**Set problem**
Repeat every line exactly, keeping the pictures out of the copy.

**Task material**

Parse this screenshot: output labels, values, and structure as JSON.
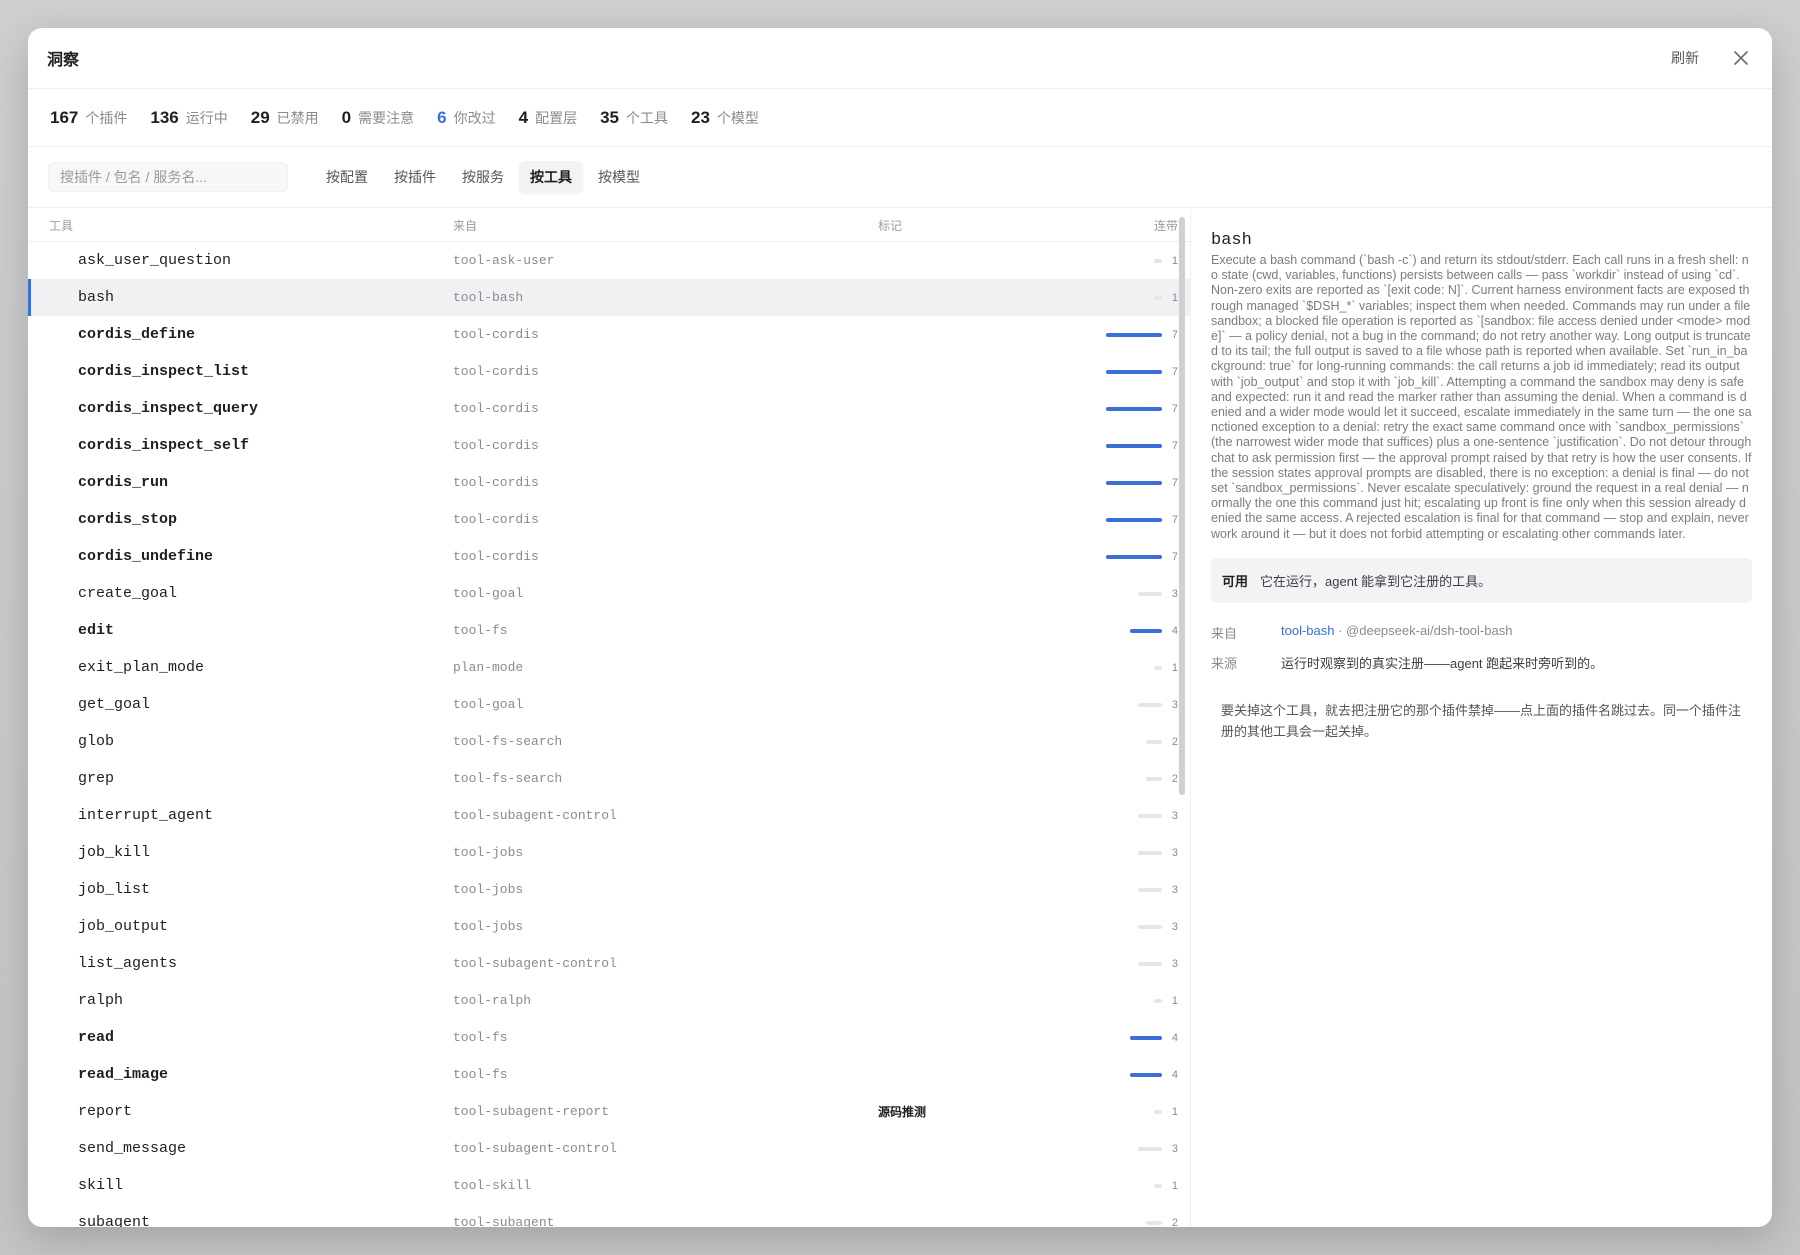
{
  "modal": {
    "title": "洞察",
    "refresh_label": "刷新"
  },
  "stats": [
    {
      "num": "167",
      "label": "个插件",
      "highlight": false
    },
    {
      "num": "136",
      "label": "运行中",
      "highlight": false
    },
    {
      "num": "29",
      "label": "已禁用",
      "highlight": false
    },
    {
      "num": "0",
      "label": "需要注意",
      "highlight": false
    },
    {
      "num": "6",
      "label": "你改过",
      "highlight": true
    },
    {
      "num": "4",
      "label": "配置层",
      "highlight": false
    },
    {
      "num": "35",
      "label": "个工具",
      "highlight": false
    },
    {
      "num": "23",
      "label": "个模型",
      "highlight": false
    }
  ],
  "search": {
    "placeholder": "搜插件 / 包名 / 服务名..."
  },
  "tabs": [
    {
      "label": "按配置",
      "active": false
    },
    {
      "label": "按插件",
      "active": false
    },
    {
      "label": "按服务",
      "active": false
    },
    {
      "label": "按工具",
      "active": true
    },
    {
      "label": "按模型",
      "active": false
    }
  ],
  "columns": {
    "tool": "工具",
    "source": "来自",
    "mark": "标记",
    "count": "连带"
  },
  "rows": [
    {
      "tool": "ask_user_question",
      "source": "tool-ask-user",
      "mark": "",
      "count": 1,
      "bold": false,
      "active": false,
      "selected": false
    },
    {
      "tool": "bash",
      "source": "tool-bash",
      "mark": "",
      "count": 1,
      "bold": false,
      "active": false,
      "selected": true
    },
    {
      "tool": "cordis_define",
      "source": "tool-cordis",
      "mark": "",
      "count": 7,
      "bold": true,
      "active": true,
      "selected": false
    },
    {
      "tool": "cordis_inspect_list",
      "source": "tool-cordis",
      "mark": "",
      "count": 7,
      "bold": true,
      "active": true,
      "selected": false
    },
    {
      "tool": "cordis_inspect_query",
      "source": "tool-cordis",
      "mark": "",
      "count": 7,
      "bold": true,
      "active": true,
      "selected": false
    },
    {
      "tool": "cordis_inspect_self",
      "source": "tool-cordis",
      "mark": "",
      "count": 7,
      "bold": true,
      "active": true,
      "selected": false
    },
    {
      "tool": "cordis_run",
      "source": "tool-cordis",
      "mark": "",
      "count": 7,
      "bold": true,
      "active": true,
      "selected": false
    },
    {
      "tool": "cordis_stop",
      "source": "tool-cordis",
      "mark": "",
      "count": 7,
      "bold": true,
      "active": true,
      "selected": false
    },
    {
      "tool": "cordis_undefine",
      "source": "tool-cordis",
      "mark": "",
      "count": 7,
      "bold": true,
      "active": true,
      "selected": false
    },
    {
      "tool": "create_goal",
      "source": "tool-goal",
      "mark": "",
      "count": 3,
      "bold": false,
      "active": false,
      "selected": false
    },
    {
      "tool": "edit",
      "source": "tool-fs",
      "mark": "",
      "count": 4,
      "bold": true,
      "active": true,
      "selected": false
    },
    {
      "tool": "exit_plan_mode",
      "source": "plan-mode",
      "mark": "",
      "count": 1,
      "bold": false,
      "active": false,
      "selected": false
    },
    {
      "tool": "get_goal",
      "source": "tool-goal",
      "mark": "",
      "count": 3,
      "bold": false,
      "active": false,
      "selected": false
    },
    {
      "tool": "glob",
      "source": "tool-fs-search",
      "mark": "",
      "count": 2,
      "bold": false,
      "active": false,
      "selected": false
    },
    {
      "tool": "grep",
      "source": "tool-fs-search",
      "mark": "",
      "count": 2,
      "bold": false,
      "active": false,
      "selected": false
    },
    {
      "tool": "interrupt_agent",
      "source": "tool-subagent-control",
      "mark": "",
      "count": 3,
      "bold": false,
      "active": false,
      "selected": false
    },
    {
      "tool": "job_kill",
      "source": "tool-jobs",
      "mark": "",
      "count": 3,
      "bold": false,
      "active": false,
      "selected": false
    },
    {
      "tool": "job_list",
      "source": "tool-jobs",
      "mark": "",
      "count": 3,
      "bold": false,
      "active": false,
      "selected": false
    },
    {
      "tool": "job_output",
      "source": "tool-jobs",
      "mark": "",
      "count": 3,
      "bold": false,
      "active": false,
      "selected": false
    },
    {
      "tool": "list_agents",
      "source": "tool-subagent-control",
      "mark": "",
      "count": 3,
      "bold": false,
      "active": false,
      "selected": false
    },
    {
      "tool": "ralph",
      "source": "tool-ralph",
      "mark": "",
      "count": 1,
      "bold": false,
      "active": false,
      "selected": false
    },
    {
      "tool": "read",
      "source": "tool-fs",
      "mark": "",
      "count": 4,
      "bold": true,
      "active": true,
      "selected": false
    },
    {
      "tool": "read_image",
      "source": "tool-fs",
      "mark": "",
      "count": 4,
      "bold": true,
      "active": true,
      "selected": false
    },
    {
      "tool": "report",
      "source": "tool-subagent-report",
      "mark": "源码推测",
      "count": 1,
      "bold": false,
      "active": false,
      "selected": false
    },
    {
      "tool": "send_message",
      "source": "tool-subagent-control",
      "mark": "",
      "count": 3,
      "bold": false,
      "active": false,
      "selected": false
    },
    {
      "tool": "skill",
      "source": "tool-skill",
      "mark": "",
      "count": 1,
      "bold": false,
      "active": false,
      "selected": false
    },
    {
      "tool": "subagent",
      "source": "tool-subagent",
      "mark": "",
      "count": 2,
      "bold": false,
      "active": false,
      "selected": false
    }
  ],
  "detail": {
    "title": "bash",
    "description": "Execute a bash command (`bash -c`) and return its stdout/stderr. Each call runs in a fresh shell: no state (cwd, variables, functions) persists between calls — pass `workdir` instead of using `cd`. Non-zero exits are reported as `[exit code: N]`. Current harness environment facts are exposed through managed `$DSH_*` variables; inspect them when needed. Commands may run under a file sandbox; a blocked file operation is reported as `[sandbox: file access denied under <mode> mode]` — a policy denial, not a bug in the command; do not retry another way. Long output is truncated to its tail; the full output is saved to a file whose path is reported when available. Set `run_in_background: true` for long-running commands: the call returns a job id immediately; read its output with `job_output` and stop it with `job_kill`. Attempting a command the sandbox may deny is safe and expected: run it and read the marker rather than assuming the denial. When a command is denied and a wider mode would let it succeed, escalate immediately in the same turn — the one sanctioned exception to a denial: retry the exact same command once with `sandbox_permissions` (the narrowest wider mode that suffices) plus a one-sentence `justification`. Do not detour through chat to ask permission first — the approval prompt raised by that retry is how the user consents. If the session states approval prompts are disabled, there is no exception: a denial is final — do not set `sandbox_permissions`. Never escalate speculatively: ground the request in a real denial — normally the one this command just hit; escalating up front is fine only when this session already denied the same access. A rejected escalation is final for that command — stop and explain, never work around it — but it does not forbid attempting or escalating other commands later.",
    "status_tag": "可用",
    "status_text": "它在运行，agent 能拿到它注册的工具。",
    "from_key": "来自",
    "from_link": "tool-bash",
    "from_pkg": " · @deepseek-ai/dsh-tool-bash",
    "source_key": "来源",
    "source_val": "运行时观察到的真实注册——agent 跑起来时旁听到的。",
    "note": "要关掉这个工具，就去把注册它的那个插件禁掉——点上面的插件名跳过去。同一个插件注册的其他工具会一起关掉。"
  },
  "colors": {
    "accent": "#3b6fd8",
    "idle_bar": "#e6e6ea"
  },
  "icons": {
    "close": "close-icon"
  }
}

**Final result**
Parse this screenshot: output labels, values, and structure as JSON.
{
  "modal": {
    "title": "洞察",
    "refresh_label": "刷新"
  },
  "stats": [
    {
      "num": "167",
      "label": "个插件",
      "highlight": false
    },
    {
      "num": "136",
      "label": "运行中",
      "highlight": false
    },
    {
      "num": "29",
      "label": "已禁用",
      "highlight": false
    },
    {
      "num": "0",
      "label": "需要注意",
      "highlight": false
    },
    {
      "num": "6",
      "label": "你改过",
      "highlight": true
    },
    {
      "num": "4",
      "label": "配置层",
      "highlight": false
    },
    {
      "num": "35",
      "label": "个工具",
      "highlight": false
    },
    {
      "num": "23",
      "label": "个模型",
      "highlight": false
    }
  ],
  "search": {
    "placeholder": "搜插件 / 包名 / 服务名..."
  },
  "tabs": [
    {
      "label": "按配置",
      "active": false
    },
    {
      "label": "按插件",
      "active": false
    },
    {
      "label": "按服务",
      "active": false
    },
    {
      "label": "按工具",
      "active": true
    },
    {
      "label": "按模型",
      "active": false
    }
  ],
  "columns": {
    "tool": "工具",
    "source": "来自",
    "mark": "标记",
    "count": "连带"
  },
  "rows": [
    {
      "tool": "ask_user_question",
      "source": "tool-ask-user",
      "mark": "",
      "count": 1,
      "bold": false,
      "active": false,
      "selected": false
    },
    {
      "tool": "bash",
      "source": "tool-bash",
      "mark": "",
      "count": 1,
      "bold": false,
      "active": false,
      "selected": true
    },
    {
      "tool": "cordis_define",
      "source": "tool-cordis",
      "mark": "",
      "count": 7,
      "bold": true,
      "active": true,
      "selected": false
    },
    {
      "tool": "cordis_inspect_list",
      "source": "tool-cordis",
      "mark": "",
      "count": 7,
      "bold": true,
      "active": true,
      "selected": false
    },
    {
      "tool": "cordis_inspect_query",
      "source": "tool-cordis",
      "mark": "",
      "count": 7,
      "bold": true,
      "active": true,
      "selected": false
    },
    {
      "tool": "cordis_inspect_self",
      "source": "tool-cordis",
      "mark": "",
      "count": 7,
      "bold": true,
      "active": true,
      "selected": false
    },
    {
      "tool": "cordis_run",
      "source": "tool-cordis",
      "mark": "",
      "count": 7,
      "bold": true,
      "active": true,
      "selected": false
    },
    {
      "tool": "cordis_stop",
      "source": "tool-cordis",
      "mark": "",
      "count": 7,
      "bold": true,
      "active": true,
      "selected": false
    },
    {
      "tool": "cordis_undefine",
      "source": "tool-cordis",
      "mark": "",
      "count": 7,
      "bold": true,
      "active": true,
      "selected": false
    },
    {
      "tool": "create_goal",
      "source": "tool-goal",
      "mark": "",
      "count": 3,
      "bold": false,
      "active": false,
      "selected": false
    },
    {
      "tool": "edit",
      "source": "tool-fs",
      "mark": "",
      "count": 4,
      "bold": true,
      "active": true,
      "selected": false
    },
    {
      "tool": "exit_plan_mode",
      "source": "plan-mode",
      "mark": "",
      "count": 1,
      "bold": false,
      "active": false,
      "selected": false
    },
    {
      "tool": "get_goal",
      "source": "tool-goal",
      "mark": "",
      "count": 3,
      "bold": false,
      "active": false,
      "selected": false
    },
    {
      "tool": "glob",
      "source": "tool-fs-search",
      "mark": "",
      "count": 2,
      "bold": false,
      "active": false,
      "selected": false
    },
    {
      "tool": "grep",
      "source": "tool-fs-search",
      "mark": "",
      "count": 2,
      "bold": false,
      "active": false,
      "selected": false
    },
    {
      "tool": "interrupt_agent",
      "source": "tool-subagent-control",
      "mark": "",
      "count": 3,
      "bold": false,
      "active": false,
      "selected": false
    },
    {
      "tool": "job_kill",
      "source": "tool-jobs",
      "mark": "",
      "count": 3,
      "bold": false,
      "active": false,
      "selected": false
    },
    {
      "tool": "job_list",
      "source": "tool-jobs",
      "mark": "",
      "count": 3,
      "bold": false,
      "active": false,
      "selected": false
    },
    {
      "tool": "job_output",
      "source": "tool-jobs",
      "mark": "",
      "count": 3,
      "bold": false,
      "active": false,
      "selected": false
    },
    {
      "tool": "list_agents",
      "source": "tool-subagent-control",
      "mark": "",
      "count": 3,
      "bold": false,
      "active": false,
      "selected": false
    },
    {
      "tool": "ralph",
      "source": "tool-ralph",
      "mark": "",
      "count": 1,
      "bold": false,
      "active": false,
      "selected": false
    },
    {
      "tool": "read",
      "source": "tool-fs",
      "mark": "",
      "count": 4,
      "bold": true,
      "active": true,
      "selected": false
    },
    {
      "tool": "read_image",
      "source": "tool-fs",
      "mark": "",
      "count": 4,
      "bold": true,
      "active": true,
      "selected": false
    },
    {
      "tool": "report",
      "source": "tool-subagent-report",
      "mark": "源码推测",
      "count": 1,
      "bold": false,
      "active": false,
      "selected": false
    },
    {
      "tool": "send_message",
      "source": "tool-subagent-control",
      "mark": "",
      "count": 3,
      "bold": false,
      "active": false,
      "selected": false
    },
    {
      "tool": "skill",
      "source": "tool-skill",
      "mark": "",
      "count": 1,
      "bold": false,
      "active": false,
      "selected": false
    },
    {
      "tool": "subagent",
      "source": "tool-subagent",
      "mark": "",
      "count": 2,
      "bold": false,
      "active": false,
      "selected": false
    }
  ],
  "detail": {
    "title": "bash",
    "description": "Execute a bash command (`bash -c`) and return its stdout/stderr. Each call runs in a fresh shell: no state (cwd, variables, functions) persists between calls — pass `workdir` instead of using `cd`. Non-zero exits are reported as `[exit code: N]`. Current harness environment facts are exposed through managed `$DSH_*` variables; inspect them when needed. Commands may run under a file sandbox; a blocked file operation is reported as `[sandbox: file access denied under <mode> mode]` — a policy denial, not a bug in the command; do not retry another way. Long output is truncated to its tail; the full output is saved to a file whose path is reported when available. Set `run_in_background: true` for long-running commands: the call returns a job id immediately; read its output with `job_output` and stop it with `job_kill`. Attempting a command the sandbox may deny is safe and expected: run it and read the marker rather than assuming the denial. When a command is denied and a wider mode would let it succeed, escalate immediately in the same turn — the one sanctioned exception to a denial: retry the exact same command once with `sandbox_permissions` (the narrowest wider mode that suffices) plus a one-sentence `justification`. Do not detour through chat to ask permission first — the approval prompt raised by that retry is how the user consents. If the session states approval prompts are disabled, there is no exception: a denial is final — do not set `sandbox_permissions`. Never escalate speculatively: ground the request in a real denial — normally the one this command just hit; escalating up front is fine only when this session already denied the same access. A rejected escalation is final for that command — stop and explain, never work around it — but it does not forbid attempting or escalating other commands later.",
    "status_tag": "可用",
    "status_text": "它在运行，agent 能拿到它注册的工具。",
    "from_key": "来自",
    "from_link": "tool-bash",
    "from_pkg": " · @deepseek-ai/dsh-tool-bash",
    "source_key": "来源",
    "source_val": "运行时观察到的真实注册——agent 跑起来时旁听到的。",
    "note": "要关掉这个工具，就去把注册它的那个插件禁掉——点上面的插件名跳过去。同一个插件注册的其他工具会一起关掉。"
  },
  "colors": {
    "accent": "#3b6fd8",
    "idle_bar": "#e6e6ea"
  },
  "icons": {
    "close": "close-icon"
  }
}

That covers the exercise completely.